• _SUPPLIED RECORDS_:
--- START ---
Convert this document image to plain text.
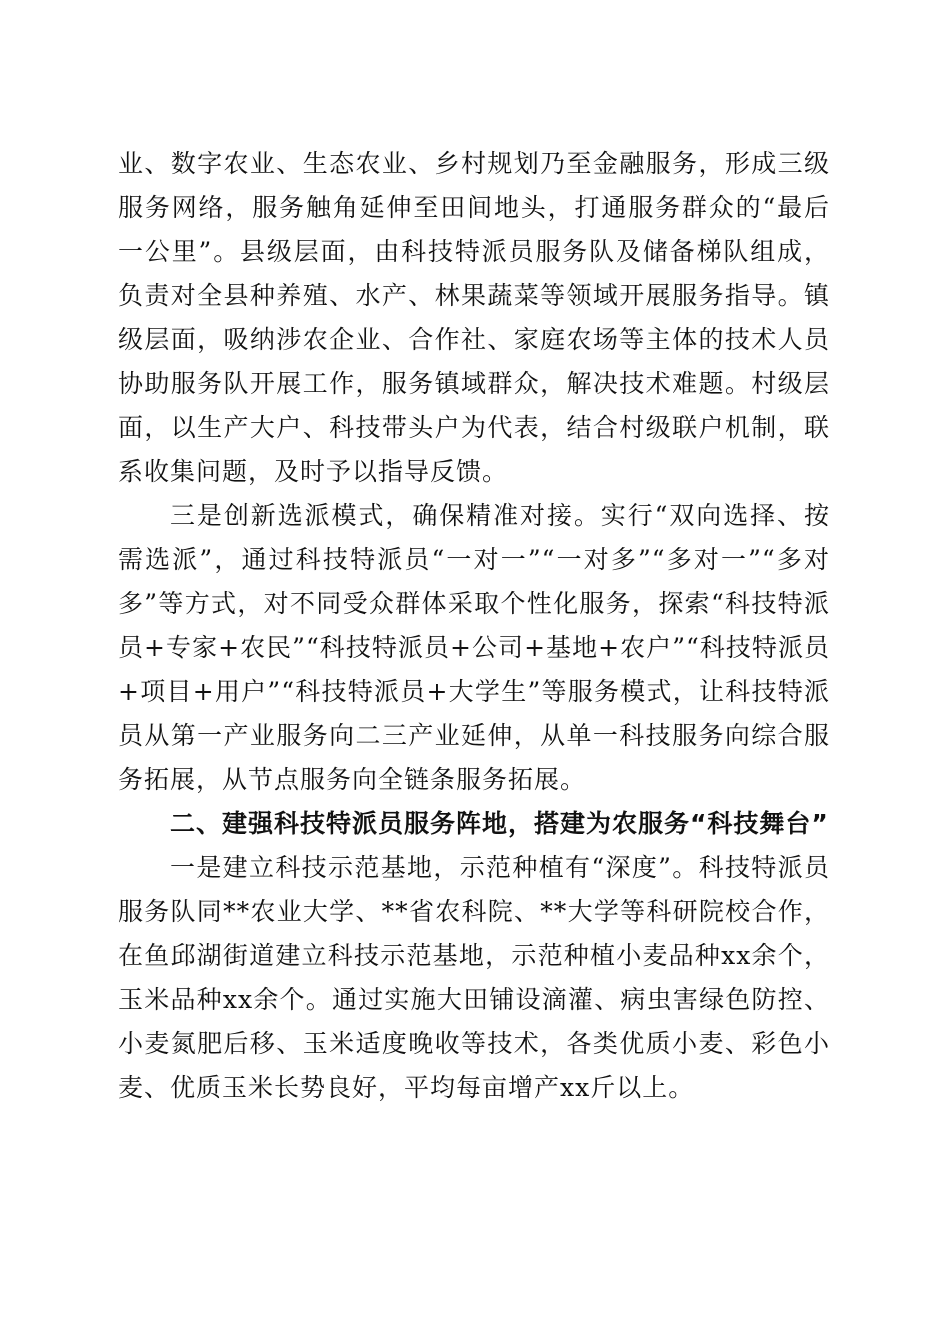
业、数字农业、生态农业、乡村规划乃至金融服务，形成三级服务网络，服务触角延伸至田间地头，打通服务群众的“最后一公里”。县级层面，由科技特派员服务队及储备梯队组成，负责对全县种养殖、水产、林果蔬菜等领域开展服务指导。镇级层面，吸纳涉农企业、合作社、家庭农场等主体的技术人员协助服务队开展工作，服务镇域群众，解决技术难题。村级层面，以生产大户、科技带头户为代表，结合村级联户机制，联系收集问题，及时予以指导反馈。

三是创新选派模式，确保精准对接。实行“双向选择、按需选派”，通过科技特派员“一对一”“一对多”“多对一”“多对多”等方式，对不同受众群体采取个性化服务，探索“科技特派员+专家+农民”“科技特派员+公司+基地+农户”“科技特派员+项目+用户”“科技特派员+大学生”等服务模式，让科技特派员从第一产业服务向二三产业延伸，从单一科技服务向综合服务拓展，从节点服务向全链条服务拓展。

二、建强科技特派员服务阵地，搭建为农服务“科技舞台”

一是建立科技示范基地，示范种植有“深度”。科技特派员服务队同**农业大学、**省农科院、**大学等科研院校合作，在鱼邱湖街道建立科技示范基地，示范种植小麦品种xx余个，玉米品种xx余个。通过实施大田铺设滴灌、病虫害绿色防控、小麦氮肥后移、玉米适度晚收等技术，各类优质小麦、彩色小麦、优质玉米长势良好，平均每亩增产xx斤以上。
--- END ---
• _EXERCISE_:
Leave out the pictures and repeat everything else in the records exactly.

• _WORKED SOLUTION_:
Convert this document image to plain text.
业、数字农业、生态农业、乡村规划乃至金融服务，形成三级服务网络，服务触角延伸至田间地头，打通服务群众的“最后一公里”。县级层面，由科技特派员服务队及储备梯队组成，负责对全县种养殖、水产、林果蔬菜等领域开展服务指导。镇级层面，吸纳涉农企业、合作社、家庭农场等主体的技术人员协助服务队开展工作，服务镇域群众，解决技术难题。村级层面，以生产大户、科技带头户为代表，结合村级联户机制，联系收集问题，及时予以指导反馈。

三是创新选派模式，确保精准对接。实行“双向选择、按需选派”，通过科技特派员“一对一”“一对多”“多对一”“多对多”等方式，对不同受众群体采取个性化服务，探索“科技特派员+专家+农民”“科技特派员+公司+基地+农户”“科技特派员+项目+用户”“科技特派员+大学生”等服务模式，让科技特派员从第一产业服务向二三产业延伸，从单一科技服务向综合服务拓展，从节点服务向全链条服务拓展。

二、建强科技特派员服务阵地，搭建为农服务“科技舞台”

一是建立科技示范基地，示范种植有“深度”。科技特派员服务队同**农业大学、**省农科院、**大学等科研院校合作，在鱼邱湖街道建立科技示范基地，示范种植小麦品种xx余个，玉米品种xx余个。通过实施大田铺设滴灌、病虫害绿色防控、小麦氮肥后移、玉米适度晚收等技术，各类优质小麦、彩色小麦、优质玉米长势良好，平均每亩增产xx斤以上。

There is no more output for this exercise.